▸ INSTRUCTIONS FOR THE TASK:
Pick out the lines in the listing below that contain the word "houses" and copy them.

-*-

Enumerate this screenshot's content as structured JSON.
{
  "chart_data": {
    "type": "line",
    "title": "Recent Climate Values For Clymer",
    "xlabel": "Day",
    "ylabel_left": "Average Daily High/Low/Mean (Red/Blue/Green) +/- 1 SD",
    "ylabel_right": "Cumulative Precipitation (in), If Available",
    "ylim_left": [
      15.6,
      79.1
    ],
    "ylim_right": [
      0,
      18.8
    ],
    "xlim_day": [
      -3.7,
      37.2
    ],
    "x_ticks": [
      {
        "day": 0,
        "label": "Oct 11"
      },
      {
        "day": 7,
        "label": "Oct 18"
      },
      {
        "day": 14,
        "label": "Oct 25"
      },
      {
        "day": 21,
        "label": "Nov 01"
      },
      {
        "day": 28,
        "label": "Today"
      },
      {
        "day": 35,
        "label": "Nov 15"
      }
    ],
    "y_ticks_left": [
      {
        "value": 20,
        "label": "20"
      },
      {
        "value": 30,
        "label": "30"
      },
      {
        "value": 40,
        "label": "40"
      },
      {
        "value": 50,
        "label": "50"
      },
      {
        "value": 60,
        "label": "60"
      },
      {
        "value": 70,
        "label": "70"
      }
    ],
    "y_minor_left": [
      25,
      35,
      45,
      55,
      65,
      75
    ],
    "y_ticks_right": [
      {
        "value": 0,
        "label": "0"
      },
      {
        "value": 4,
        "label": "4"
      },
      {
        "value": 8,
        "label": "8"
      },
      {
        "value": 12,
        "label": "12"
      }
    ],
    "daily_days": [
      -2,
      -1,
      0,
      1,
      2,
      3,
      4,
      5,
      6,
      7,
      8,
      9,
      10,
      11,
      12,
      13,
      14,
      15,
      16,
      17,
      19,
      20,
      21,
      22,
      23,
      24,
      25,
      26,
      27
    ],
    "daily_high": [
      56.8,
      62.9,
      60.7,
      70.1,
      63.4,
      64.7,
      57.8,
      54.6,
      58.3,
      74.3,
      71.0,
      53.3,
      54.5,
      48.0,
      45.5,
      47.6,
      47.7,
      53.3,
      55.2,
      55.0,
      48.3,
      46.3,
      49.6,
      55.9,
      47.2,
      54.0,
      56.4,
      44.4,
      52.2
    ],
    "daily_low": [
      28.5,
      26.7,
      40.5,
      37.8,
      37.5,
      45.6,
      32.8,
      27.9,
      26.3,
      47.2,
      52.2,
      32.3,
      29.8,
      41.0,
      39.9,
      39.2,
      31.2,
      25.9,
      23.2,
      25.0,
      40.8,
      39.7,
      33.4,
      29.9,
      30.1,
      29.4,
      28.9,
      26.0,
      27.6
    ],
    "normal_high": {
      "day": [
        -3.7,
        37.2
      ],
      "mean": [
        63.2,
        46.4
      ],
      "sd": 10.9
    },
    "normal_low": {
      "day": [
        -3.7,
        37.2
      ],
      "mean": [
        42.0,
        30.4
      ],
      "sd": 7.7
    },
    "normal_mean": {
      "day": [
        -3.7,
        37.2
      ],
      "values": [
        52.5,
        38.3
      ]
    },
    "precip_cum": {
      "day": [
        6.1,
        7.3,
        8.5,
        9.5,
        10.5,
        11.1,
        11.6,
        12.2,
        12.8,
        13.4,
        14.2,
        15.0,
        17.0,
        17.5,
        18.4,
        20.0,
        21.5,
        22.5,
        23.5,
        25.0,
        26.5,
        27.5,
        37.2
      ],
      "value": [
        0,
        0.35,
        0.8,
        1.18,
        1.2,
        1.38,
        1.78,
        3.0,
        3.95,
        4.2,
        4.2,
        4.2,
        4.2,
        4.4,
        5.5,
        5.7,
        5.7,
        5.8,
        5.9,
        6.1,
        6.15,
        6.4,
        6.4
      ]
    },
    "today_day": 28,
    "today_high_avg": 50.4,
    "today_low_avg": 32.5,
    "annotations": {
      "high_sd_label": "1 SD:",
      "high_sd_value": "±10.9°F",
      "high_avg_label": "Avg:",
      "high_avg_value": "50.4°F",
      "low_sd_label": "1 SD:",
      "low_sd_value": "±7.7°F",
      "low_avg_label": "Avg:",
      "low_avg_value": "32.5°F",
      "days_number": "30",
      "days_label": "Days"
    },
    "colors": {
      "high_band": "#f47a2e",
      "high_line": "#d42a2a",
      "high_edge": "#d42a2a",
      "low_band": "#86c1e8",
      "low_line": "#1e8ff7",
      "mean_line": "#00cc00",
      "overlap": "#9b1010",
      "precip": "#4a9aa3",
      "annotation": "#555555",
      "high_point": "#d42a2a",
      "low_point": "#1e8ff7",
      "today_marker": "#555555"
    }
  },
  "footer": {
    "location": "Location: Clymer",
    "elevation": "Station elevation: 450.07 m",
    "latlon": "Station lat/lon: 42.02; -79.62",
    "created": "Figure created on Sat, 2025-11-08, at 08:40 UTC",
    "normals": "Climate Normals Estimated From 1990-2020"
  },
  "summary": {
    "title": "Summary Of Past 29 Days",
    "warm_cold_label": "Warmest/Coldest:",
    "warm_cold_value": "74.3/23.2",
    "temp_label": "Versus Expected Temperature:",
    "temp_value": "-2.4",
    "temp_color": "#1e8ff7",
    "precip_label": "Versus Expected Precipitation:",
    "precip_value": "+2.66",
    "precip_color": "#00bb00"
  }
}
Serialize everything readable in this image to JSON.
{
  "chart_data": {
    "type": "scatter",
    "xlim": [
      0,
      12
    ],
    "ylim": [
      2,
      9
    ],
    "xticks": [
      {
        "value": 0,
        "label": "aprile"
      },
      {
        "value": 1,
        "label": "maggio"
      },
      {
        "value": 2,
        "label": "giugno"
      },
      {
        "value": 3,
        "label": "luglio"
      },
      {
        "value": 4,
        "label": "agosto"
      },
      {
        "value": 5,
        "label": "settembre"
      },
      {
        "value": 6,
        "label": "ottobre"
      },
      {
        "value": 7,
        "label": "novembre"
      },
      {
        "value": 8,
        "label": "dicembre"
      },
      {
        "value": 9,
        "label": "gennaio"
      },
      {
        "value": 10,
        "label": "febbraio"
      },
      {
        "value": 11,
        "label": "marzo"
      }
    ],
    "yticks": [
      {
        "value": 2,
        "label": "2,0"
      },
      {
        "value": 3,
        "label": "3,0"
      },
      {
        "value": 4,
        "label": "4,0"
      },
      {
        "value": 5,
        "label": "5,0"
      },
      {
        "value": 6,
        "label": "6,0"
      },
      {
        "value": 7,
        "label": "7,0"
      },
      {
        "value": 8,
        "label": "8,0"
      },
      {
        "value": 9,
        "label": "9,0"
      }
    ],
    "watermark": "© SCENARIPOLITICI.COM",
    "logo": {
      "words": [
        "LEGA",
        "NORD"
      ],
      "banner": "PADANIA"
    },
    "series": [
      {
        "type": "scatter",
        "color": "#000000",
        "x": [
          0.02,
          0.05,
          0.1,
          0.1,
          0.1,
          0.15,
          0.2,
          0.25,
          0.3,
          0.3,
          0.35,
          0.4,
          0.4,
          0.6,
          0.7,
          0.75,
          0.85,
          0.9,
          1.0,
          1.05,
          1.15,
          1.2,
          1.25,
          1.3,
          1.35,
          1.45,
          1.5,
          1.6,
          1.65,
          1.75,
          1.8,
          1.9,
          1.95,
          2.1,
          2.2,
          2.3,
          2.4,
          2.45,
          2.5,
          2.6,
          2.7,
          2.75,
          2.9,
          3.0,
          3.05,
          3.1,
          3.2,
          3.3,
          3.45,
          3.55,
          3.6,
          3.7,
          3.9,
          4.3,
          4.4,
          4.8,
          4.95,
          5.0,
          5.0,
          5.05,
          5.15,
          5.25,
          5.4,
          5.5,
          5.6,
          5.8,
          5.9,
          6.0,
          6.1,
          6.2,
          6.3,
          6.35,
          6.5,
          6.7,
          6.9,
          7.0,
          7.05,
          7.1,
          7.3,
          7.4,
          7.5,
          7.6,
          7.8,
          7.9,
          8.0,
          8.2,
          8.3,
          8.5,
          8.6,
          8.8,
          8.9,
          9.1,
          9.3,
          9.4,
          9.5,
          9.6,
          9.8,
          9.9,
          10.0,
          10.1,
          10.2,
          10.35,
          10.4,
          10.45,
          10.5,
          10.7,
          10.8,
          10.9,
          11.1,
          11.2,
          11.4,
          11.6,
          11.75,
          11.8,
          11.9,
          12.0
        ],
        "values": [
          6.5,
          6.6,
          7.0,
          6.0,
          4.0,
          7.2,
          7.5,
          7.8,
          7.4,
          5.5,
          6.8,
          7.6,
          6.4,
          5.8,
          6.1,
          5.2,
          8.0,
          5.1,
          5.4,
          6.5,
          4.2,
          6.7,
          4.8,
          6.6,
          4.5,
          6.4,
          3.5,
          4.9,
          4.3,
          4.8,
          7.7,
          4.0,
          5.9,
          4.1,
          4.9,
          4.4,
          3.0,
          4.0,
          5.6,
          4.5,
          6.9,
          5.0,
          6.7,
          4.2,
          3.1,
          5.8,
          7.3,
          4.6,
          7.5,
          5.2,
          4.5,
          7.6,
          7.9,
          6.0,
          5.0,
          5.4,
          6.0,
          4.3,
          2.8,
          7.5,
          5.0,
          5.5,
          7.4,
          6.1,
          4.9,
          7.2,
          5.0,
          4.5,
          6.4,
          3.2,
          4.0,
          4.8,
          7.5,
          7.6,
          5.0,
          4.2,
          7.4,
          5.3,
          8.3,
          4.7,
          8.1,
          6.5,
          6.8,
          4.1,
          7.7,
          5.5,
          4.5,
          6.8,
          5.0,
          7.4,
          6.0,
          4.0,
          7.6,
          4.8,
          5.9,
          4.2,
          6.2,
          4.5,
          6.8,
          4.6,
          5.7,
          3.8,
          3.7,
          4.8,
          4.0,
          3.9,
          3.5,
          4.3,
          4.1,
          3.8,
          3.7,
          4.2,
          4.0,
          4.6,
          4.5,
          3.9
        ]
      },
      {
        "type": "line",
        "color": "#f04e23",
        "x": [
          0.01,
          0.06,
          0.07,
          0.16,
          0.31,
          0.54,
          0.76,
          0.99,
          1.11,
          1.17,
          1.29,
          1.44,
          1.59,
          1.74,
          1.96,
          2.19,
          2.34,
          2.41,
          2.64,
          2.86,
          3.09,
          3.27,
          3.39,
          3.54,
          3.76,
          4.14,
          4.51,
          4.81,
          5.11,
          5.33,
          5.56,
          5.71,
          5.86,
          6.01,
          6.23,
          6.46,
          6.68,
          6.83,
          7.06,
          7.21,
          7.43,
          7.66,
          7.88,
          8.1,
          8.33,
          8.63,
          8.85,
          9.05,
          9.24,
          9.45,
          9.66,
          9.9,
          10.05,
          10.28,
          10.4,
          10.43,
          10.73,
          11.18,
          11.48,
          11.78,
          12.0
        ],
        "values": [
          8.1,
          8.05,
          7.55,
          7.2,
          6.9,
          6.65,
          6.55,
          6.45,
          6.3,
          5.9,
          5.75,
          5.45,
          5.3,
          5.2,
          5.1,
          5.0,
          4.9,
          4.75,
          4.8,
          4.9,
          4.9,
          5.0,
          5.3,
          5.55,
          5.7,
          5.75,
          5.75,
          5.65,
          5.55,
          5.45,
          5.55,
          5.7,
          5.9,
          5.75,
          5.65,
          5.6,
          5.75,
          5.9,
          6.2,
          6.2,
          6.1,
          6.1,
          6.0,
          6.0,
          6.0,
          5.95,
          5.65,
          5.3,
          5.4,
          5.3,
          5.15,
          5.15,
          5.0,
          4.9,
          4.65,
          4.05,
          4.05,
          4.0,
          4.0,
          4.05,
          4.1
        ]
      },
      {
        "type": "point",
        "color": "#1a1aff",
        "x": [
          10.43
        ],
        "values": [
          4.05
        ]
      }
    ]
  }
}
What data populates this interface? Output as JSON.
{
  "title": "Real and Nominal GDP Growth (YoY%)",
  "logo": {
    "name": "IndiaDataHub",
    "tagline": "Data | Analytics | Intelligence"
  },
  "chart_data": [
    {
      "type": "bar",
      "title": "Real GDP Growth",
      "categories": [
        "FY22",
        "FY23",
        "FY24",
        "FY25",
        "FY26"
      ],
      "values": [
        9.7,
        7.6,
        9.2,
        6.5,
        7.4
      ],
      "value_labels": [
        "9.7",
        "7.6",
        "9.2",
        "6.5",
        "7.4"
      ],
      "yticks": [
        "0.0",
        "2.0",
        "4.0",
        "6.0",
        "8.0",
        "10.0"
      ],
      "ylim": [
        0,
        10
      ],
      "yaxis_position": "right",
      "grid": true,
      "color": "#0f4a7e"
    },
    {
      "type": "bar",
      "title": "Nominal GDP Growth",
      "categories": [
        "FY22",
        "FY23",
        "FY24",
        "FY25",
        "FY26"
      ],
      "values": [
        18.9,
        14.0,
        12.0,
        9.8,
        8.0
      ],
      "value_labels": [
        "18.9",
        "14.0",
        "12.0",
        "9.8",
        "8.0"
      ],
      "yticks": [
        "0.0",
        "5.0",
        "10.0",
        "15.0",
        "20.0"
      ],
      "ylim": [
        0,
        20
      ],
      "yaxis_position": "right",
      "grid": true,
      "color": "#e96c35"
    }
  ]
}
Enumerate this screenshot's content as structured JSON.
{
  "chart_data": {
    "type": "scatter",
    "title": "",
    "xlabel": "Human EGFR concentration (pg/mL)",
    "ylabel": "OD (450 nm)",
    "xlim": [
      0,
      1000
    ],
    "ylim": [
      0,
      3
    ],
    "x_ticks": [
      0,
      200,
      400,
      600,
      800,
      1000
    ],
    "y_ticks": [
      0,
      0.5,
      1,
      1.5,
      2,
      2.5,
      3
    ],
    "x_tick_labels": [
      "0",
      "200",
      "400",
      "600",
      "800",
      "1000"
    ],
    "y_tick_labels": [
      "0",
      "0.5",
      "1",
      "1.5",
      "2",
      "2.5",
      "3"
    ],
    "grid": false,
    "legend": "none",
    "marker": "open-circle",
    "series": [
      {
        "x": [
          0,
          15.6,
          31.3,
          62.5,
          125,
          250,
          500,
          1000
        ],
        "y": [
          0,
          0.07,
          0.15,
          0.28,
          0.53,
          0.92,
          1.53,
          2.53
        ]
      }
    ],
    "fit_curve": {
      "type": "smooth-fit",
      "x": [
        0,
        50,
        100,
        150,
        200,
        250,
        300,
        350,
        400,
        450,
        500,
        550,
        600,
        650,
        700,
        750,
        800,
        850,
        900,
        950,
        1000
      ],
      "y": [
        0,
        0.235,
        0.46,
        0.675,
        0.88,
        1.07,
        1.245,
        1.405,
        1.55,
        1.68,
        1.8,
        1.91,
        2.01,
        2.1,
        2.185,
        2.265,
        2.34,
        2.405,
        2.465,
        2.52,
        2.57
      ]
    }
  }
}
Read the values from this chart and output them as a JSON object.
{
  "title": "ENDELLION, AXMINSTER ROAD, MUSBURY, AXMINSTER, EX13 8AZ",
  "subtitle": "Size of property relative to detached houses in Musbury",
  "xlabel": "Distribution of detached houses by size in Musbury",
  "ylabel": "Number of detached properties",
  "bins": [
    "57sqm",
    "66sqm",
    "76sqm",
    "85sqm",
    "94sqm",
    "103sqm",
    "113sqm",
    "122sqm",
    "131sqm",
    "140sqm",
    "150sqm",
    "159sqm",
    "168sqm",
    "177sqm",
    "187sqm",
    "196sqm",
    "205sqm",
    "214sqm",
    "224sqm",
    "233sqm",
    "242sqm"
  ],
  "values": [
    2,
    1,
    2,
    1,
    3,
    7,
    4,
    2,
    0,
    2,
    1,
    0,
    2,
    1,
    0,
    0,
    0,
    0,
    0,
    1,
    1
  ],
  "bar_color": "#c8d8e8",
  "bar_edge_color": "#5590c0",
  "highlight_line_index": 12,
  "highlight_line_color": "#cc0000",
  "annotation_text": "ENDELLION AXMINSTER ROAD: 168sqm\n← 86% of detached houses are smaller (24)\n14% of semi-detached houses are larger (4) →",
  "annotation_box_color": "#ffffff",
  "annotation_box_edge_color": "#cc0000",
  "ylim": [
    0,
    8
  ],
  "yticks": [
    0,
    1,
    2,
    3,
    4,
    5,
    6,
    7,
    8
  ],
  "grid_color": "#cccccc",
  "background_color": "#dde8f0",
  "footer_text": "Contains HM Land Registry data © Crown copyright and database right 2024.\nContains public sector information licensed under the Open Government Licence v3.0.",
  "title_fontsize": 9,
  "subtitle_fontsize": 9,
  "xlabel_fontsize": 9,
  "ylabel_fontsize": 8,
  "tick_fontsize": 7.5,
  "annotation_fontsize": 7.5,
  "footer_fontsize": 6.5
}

-*-

▸ SOLUTION FOR THIS PROBLEM:
  "subtitle": "Size of property relative to detached houses in Musbury",
  "xlabel": "Distribution of detached houses by size in Musbury",
  "annotation_text": "ENDELLION AXMINSTER ROAD: 168sqm\n← 86% of detached houses are smaller (24)\n14% of semi-detached houses are larger (4) →",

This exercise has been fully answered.